**SOAL TERTULIS 1:** Sajikan baris-baris catatan di bawah, mulai dari awal catatan sampai dengan baris yang memuat "trash-icon[interactable]: [1031, 329, 1051, 351]", sebagai tabel Markdown tanpa baris kosong. Gunakan kolom "No" untuk nomor urut baris dan kolom "Isi" untuk baris tersebut.

**TEKS YANG DITAMPILKAN:**
******

Seseorang pernah mengatakan bahwa
setiap manusia akan dipertemukan dengan sesuatu yang menjadi jodohnya dan akan
mendapatkan suatu pelajaran yang berharga pula dari jodoh tersebut. Jodoh bukan
hanya perkara pasangan, bisa juga keluarga, teman, sahabat, lingkungan,
situasi, bahkan masalah sekalipun. Dan saya rasa, saya setuju dengan pendapat
itu.
Berawal
dari ketertarikan saya mengikuti program SM-3T (Sarjana Mendidik di Daerah
Terdepan, Terluar, dan Tertinggal) yang digagas oleh Kementerian Pendidikan dan
Kebudayaan (Kemendikbud), saya mengikuti berbagai tahapan seleksi, dan akhirnya
saya lolos, ditempatkan di salah satu kabupaten yang berada di daerah 3T
(terdepan, terluar, dan tertinggal). Program SM-3T ini merupakan suatu program
pengabdian sarjana pendidikan untuk berpartisipasi dalam mengatasi permasalahan
penyelenggaraan pendidikan, khususnya keterbatasan tenaga pendidik, percepatan
pembangunan pendidikan di daerah 3T selama satu tahun sebagai penyiapan
pendidik profesional yang akan dilanjutkan dengan program Pendidikan Profesi
Guru (PPG).
Banyak
daerah yang menjadi sasaran penempatan SM-3T dan Kabupaten Bengkayang, Provinsi
Kalimantan Barat adalah jodoh saya. Lebih tepatnya SMA N 2 Siding yang terletak
di Desa Siding, Kecamatan Siding. Kecamatan Siding sebagai salah satu kecamatan
yang berbatasan darat secara langsung dengan Negara Malaysia tentu mendapatkan
perhatian khusus dari pemerintah, baik daerah maupun pusat. Hal ini dapat saya
lihat sejak awal kedatangan saya. Pembangunan akses transportasi (jalan
kabupaten dan jalan negara) yang terus digalakan, banyaknya pendatang yang
ditugaskan untuk membantu meningkatkan kesejahteraan masyarakat. Tentara
Nasional Indonesia yang bertugas menjaga lintas batas, Tentara Nasional
Indonesia yang bertugas membantu pembangunan jalan, Nusantara Sehat yang
membantu pelayanan kesehatan, dan SM-3T yang membantu proses pelaksanaan
pendidikan.

******

**BAHAN YANG DISEDIAKAN:**

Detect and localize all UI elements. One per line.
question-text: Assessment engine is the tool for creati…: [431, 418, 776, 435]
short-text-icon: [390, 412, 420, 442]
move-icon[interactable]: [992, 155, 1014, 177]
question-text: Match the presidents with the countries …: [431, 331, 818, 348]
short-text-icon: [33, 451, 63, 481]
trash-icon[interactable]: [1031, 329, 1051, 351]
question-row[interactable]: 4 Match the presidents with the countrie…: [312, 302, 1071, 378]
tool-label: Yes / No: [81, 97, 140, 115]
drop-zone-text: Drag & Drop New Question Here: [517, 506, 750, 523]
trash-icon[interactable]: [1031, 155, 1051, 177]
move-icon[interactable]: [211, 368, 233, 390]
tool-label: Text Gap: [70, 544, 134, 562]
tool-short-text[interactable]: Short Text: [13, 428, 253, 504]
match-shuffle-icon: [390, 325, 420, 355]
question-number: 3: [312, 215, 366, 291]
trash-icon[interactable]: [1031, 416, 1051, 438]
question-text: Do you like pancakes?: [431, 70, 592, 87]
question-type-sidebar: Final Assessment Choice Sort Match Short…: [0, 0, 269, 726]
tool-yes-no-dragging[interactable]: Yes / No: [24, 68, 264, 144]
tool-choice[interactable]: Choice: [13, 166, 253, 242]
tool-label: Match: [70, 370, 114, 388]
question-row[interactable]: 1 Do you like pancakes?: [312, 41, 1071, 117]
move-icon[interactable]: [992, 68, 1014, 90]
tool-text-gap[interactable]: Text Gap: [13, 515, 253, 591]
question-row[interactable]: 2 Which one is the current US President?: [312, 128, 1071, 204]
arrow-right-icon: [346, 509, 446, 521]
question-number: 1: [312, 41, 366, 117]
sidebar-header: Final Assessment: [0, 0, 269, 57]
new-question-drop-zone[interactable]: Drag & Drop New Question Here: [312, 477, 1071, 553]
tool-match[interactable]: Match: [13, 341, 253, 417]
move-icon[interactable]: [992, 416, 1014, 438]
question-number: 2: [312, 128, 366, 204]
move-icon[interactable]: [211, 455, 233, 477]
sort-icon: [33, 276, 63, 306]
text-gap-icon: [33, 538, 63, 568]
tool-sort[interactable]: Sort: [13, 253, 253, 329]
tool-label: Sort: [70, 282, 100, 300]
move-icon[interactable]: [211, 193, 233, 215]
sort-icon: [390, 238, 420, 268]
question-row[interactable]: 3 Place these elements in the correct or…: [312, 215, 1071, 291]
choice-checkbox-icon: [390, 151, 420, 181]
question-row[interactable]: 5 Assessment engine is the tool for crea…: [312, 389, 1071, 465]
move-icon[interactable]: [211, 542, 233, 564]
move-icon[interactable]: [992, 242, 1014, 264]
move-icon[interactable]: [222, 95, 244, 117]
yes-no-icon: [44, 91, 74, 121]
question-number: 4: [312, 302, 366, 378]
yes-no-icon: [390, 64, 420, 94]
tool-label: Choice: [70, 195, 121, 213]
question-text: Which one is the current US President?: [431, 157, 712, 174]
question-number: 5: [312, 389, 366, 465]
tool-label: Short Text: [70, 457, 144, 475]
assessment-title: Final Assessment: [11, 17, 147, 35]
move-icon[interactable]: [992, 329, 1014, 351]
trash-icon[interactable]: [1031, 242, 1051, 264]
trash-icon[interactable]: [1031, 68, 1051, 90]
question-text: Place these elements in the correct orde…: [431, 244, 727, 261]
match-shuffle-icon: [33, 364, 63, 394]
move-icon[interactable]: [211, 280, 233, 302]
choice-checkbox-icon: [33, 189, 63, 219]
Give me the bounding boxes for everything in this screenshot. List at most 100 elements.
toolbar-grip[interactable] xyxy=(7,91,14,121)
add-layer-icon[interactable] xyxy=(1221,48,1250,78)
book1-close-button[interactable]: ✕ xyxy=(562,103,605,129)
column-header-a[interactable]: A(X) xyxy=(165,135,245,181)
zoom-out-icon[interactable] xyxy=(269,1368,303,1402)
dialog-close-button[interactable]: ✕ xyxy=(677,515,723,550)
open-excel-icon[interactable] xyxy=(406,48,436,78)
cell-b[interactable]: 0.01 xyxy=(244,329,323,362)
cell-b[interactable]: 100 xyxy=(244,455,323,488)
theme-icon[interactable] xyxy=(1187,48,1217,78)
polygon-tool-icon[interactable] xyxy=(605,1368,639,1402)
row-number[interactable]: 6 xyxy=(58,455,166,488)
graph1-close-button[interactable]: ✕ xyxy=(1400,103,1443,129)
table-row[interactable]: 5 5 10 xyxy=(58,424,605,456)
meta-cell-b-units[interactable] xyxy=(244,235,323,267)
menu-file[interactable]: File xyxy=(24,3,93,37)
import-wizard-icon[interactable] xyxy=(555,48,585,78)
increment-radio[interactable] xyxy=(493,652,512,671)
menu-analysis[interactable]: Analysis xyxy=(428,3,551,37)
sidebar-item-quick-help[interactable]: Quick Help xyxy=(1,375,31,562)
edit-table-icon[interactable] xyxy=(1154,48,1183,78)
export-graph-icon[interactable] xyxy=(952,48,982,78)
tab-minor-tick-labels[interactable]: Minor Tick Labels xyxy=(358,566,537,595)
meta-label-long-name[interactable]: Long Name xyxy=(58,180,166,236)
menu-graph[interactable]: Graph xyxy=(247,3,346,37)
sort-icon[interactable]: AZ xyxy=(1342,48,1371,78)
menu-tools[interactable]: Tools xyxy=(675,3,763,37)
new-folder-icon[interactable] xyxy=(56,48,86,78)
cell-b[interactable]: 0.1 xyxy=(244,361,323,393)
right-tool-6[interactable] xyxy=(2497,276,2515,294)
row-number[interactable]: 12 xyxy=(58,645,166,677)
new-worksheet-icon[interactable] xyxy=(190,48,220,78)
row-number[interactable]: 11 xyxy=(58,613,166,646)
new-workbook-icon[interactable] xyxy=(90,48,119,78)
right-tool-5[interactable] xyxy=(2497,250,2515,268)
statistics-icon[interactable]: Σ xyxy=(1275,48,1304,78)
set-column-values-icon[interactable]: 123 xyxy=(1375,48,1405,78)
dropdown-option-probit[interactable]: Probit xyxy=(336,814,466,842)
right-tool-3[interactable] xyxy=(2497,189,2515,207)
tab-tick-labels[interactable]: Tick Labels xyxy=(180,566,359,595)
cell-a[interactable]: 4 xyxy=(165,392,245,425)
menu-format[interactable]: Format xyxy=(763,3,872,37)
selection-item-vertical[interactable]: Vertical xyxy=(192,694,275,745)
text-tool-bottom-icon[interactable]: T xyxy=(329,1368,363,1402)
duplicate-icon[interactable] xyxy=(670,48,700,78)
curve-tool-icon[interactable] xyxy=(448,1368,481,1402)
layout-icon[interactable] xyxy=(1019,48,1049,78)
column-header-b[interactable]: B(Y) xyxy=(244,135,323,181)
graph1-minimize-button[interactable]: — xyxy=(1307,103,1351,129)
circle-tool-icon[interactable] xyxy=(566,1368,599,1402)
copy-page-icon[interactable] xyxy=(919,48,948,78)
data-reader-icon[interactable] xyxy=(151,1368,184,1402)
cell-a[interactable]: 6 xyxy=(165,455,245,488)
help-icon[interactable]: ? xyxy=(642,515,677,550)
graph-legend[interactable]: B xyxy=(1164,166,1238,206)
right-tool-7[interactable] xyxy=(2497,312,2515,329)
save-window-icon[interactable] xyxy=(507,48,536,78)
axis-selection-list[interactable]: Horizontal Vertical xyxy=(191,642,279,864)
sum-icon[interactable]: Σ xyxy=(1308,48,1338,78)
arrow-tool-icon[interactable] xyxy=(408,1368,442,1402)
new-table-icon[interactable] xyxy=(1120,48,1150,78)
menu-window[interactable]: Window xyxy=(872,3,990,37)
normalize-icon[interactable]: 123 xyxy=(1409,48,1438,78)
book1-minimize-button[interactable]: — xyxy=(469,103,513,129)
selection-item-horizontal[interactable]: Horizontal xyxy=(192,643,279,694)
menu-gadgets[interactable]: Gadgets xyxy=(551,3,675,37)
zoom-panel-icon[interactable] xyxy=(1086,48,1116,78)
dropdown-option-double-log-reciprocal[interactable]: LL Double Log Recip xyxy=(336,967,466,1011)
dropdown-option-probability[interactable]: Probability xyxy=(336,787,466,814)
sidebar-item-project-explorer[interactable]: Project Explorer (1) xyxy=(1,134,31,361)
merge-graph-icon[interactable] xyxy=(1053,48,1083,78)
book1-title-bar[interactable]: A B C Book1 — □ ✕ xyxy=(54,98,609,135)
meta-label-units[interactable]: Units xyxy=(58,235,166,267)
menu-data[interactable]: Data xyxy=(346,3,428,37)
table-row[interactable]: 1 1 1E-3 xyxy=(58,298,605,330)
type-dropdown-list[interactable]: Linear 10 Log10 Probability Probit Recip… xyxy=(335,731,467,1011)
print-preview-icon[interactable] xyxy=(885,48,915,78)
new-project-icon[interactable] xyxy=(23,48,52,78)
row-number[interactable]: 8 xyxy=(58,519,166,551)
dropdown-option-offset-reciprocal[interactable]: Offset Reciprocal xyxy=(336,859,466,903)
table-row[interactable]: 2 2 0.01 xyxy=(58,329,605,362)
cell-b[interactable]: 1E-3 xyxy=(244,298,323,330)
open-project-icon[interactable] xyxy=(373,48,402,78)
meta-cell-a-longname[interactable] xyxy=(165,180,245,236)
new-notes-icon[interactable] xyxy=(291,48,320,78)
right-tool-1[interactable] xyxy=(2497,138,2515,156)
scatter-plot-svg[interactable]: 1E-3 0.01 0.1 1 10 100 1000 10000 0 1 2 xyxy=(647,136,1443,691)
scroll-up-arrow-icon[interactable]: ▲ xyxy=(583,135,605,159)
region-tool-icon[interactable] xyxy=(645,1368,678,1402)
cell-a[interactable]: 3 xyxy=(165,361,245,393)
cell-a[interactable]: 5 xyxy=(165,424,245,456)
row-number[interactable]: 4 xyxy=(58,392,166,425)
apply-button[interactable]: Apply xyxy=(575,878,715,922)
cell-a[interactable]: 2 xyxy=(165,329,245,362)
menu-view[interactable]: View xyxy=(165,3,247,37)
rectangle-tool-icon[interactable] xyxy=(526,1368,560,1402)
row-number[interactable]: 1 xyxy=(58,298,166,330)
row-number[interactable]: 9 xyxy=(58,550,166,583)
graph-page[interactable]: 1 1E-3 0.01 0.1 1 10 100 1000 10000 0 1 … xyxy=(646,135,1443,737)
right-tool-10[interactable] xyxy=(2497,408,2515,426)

******

**SOAL TERTULIS 2:**
Tentukan apakah setiap pernyataan berikut sesuai dengan teks tentang program SM-3T di atas. Jawab ya atau tidak, disertai kutipan persis dari teks yang menjadi penentunya.
(a) Program SM-3T digagas oleh Kementerian Pendidikan dan Kebudayaan.
(b) Program SM-3T berlangsung selama dua tahun.
(c) Kecamatan Siding berbatasan darat secara langsung dengan Malaysia.

**PENYELESAIAN SOAL 1:**
| No | Isi |
|---|---|
| 1 | Detect and localize all UI elements. One per line. |
| 2 | question-text: Assessment engine is the tool for creati…: [431, 418, 776, 435] |
| 3 | short-text-icon: [390, 412, 420, 442] |
| 4 | move-icon[interactable]: [992, 155, 1014, 177] |
| 5 | question-text: Match the presidents with the countries …: [431, 331, 818, 348] |
| 6 | short-text-icon: [33, 451, 63, 481] |
| 7 | trash-icon[interactable]: [1031, 329, 1051, 351] |

**PENYELESAIAN SOAL 2:**
(a) Ya: "yang digagas oleh Kementerian Pendidikan dan Kebudayaan (Kemendikbud)"
(b) Tidak: "di daerah 3T selama satu tahun"
(c) Ya: "yang berbatasan darat secara langsung dengan Negara Malaysia"